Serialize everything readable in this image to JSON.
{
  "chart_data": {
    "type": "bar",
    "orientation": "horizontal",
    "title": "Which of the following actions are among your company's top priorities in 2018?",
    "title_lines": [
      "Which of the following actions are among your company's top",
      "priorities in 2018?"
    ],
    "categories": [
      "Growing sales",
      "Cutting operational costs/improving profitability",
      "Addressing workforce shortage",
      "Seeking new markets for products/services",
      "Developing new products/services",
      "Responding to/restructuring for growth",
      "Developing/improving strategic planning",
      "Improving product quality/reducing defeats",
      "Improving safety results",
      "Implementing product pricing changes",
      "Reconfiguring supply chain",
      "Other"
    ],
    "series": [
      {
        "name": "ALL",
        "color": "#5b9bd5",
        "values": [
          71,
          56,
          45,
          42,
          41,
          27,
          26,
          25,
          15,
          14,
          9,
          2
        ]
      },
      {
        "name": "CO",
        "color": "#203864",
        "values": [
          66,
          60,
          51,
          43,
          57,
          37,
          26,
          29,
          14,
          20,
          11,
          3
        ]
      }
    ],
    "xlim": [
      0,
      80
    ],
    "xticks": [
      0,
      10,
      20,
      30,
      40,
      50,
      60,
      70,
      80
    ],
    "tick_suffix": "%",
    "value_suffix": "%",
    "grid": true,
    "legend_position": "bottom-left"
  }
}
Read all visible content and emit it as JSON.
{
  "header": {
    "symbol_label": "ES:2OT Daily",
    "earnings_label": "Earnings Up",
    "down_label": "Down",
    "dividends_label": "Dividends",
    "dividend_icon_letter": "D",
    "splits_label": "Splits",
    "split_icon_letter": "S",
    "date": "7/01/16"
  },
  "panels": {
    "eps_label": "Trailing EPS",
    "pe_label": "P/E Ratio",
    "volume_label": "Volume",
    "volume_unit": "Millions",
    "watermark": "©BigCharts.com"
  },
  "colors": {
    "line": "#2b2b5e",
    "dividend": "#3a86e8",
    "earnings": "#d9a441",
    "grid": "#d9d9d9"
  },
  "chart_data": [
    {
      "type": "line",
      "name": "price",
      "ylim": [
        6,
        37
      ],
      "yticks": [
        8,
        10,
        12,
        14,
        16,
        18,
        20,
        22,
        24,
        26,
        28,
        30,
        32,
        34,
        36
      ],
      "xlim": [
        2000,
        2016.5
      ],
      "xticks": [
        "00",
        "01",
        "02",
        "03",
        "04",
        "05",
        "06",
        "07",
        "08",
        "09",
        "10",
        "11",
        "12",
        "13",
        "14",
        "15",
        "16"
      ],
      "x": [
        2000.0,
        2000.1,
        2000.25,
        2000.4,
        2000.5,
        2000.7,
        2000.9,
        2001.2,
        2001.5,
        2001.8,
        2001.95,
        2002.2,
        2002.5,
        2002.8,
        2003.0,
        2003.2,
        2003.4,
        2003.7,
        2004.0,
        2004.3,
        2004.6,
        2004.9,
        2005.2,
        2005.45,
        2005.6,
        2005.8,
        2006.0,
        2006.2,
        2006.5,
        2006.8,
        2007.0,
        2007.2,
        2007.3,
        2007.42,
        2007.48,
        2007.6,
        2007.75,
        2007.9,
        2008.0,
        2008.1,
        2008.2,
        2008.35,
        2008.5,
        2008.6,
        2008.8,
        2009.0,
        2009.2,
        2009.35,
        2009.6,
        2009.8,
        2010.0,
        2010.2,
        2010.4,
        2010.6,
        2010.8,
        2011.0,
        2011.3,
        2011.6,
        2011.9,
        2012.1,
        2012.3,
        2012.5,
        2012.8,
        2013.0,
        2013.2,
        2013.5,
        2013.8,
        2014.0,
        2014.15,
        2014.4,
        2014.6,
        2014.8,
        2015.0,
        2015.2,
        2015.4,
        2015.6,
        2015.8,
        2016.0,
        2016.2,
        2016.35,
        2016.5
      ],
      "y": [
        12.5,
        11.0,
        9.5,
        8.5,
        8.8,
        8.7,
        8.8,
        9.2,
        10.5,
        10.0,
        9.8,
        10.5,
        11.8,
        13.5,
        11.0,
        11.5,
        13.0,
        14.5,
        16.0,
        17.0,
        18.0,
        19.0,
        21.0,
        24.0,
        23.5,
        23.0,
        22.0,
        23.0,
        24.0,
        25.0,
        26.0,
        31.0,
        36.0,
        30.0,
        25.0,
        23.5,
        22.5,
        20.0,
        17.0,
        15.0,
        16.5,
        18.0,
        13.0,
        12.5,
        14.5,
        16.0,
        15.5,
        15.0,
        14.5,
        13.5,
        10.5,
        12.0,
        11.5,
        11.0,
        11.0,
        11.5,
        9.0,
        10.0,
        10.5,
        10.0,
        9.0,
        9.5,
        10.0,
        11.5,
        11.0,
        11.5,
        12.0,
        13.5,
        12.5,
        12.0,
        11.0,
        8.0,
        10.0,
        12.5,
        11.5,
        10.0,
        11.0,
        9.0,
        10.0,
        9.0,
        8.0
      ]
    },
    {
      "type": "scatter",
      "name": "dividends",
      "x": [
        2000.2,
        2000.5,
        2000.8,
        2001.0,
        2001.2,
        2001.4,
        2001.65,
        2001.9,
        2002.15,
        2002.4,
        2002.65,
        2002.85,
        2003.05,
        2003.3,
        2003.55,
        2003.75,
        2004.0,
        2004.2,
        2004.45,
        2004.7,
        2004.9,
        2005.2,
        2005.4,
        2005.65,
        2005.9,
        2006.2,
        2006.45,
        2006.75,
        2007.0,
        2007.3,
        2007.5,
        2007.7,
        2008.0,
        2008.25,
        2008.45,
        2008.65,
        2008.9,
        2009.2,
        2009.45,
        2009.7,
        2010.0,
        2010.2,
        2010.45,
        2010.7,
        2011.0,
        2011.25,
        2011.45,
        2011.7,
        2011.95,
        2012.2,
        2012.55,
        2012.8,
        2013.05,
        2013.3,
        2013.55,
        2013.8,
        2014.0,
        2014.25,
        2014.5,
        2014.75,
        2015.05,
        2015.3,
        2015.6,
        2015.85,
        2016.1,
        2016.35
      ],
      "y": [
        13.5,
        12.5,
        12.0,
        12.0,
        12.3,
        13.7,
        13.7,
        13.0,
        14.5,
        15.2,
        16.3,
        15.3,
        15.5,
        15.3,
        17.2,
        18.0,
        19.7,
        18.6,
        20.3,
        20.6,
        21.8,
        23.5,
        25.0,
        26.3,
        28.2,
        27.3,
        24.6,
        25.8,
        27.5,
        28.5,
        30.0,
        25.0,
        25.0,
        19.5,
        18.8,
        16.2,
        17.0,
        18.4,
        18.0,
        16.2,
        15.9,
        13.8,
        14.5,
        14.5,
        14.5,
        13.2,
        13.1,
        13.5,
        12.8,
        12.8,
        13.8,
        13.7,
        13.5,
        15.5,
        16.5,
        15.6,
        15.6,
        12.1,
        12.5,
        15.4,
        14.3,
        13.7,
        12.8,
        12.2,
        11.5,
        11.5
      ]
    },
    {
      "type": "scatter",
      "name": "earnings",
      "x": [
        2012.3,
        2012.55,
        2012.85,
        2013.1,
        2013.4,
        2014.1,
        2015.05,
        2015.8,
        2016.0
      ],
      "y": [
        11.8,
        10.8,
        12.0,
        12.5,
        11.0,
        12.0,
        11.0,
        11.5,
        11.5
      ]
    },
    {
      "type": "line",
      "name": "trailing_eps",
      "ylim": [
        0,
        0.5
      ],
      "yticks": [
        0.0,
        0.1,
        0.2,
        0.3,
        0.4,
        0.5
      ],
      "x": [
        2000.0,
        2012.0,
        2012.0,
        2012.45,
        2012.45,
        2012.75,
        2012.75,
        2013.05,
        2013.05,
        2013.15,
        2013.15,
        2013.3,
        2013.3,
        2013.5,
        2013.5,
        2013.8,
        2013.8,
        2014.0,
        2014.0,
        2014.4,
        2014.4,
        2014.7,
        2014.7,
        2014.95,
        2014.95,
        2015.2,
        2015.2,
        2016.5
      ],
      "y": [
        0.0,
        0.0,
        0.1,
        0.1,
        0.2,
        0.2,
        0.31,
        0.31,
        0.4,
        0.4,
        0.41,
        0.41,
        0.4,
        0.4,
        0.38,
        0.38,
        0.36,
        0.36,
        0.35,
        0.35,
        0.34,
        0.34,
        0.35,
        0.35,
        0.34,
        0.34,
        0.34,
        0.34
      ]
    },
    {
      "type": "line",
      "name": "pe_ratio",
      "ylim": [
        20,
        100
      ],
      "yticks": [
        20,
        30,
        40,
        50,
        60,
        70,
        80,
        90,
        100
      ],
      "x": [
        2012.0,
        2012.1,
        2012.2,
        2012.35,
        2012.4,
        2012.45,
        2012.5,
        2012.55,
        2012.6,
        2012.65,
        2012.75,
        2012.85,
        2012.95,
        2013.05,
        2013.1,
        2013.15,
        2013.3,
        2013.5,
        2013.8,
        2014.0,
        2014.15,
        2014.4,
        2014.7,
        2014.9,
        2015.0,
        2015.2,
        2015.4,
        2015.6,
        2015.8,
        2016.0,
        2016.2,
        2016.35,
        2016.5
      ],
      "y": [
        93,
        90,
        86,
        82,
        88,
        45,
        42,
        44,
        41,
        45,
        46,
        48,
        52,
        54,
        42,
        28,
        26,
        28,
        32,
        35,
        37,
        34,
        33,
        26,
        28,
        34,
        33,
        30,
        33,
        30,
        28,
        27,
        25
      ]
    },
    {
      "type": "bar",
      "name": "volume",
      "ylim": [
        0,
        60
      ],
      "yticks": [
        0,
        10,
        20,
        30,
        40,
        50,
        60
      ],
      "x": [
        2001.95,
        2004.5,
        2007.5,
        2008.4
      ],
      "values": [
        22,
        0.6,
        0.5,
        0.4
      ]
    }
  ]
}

- [EXERCISE]:
Provide solely the number of lines in the data that include the word "name".

- [EXPECTED ANSWER]:
8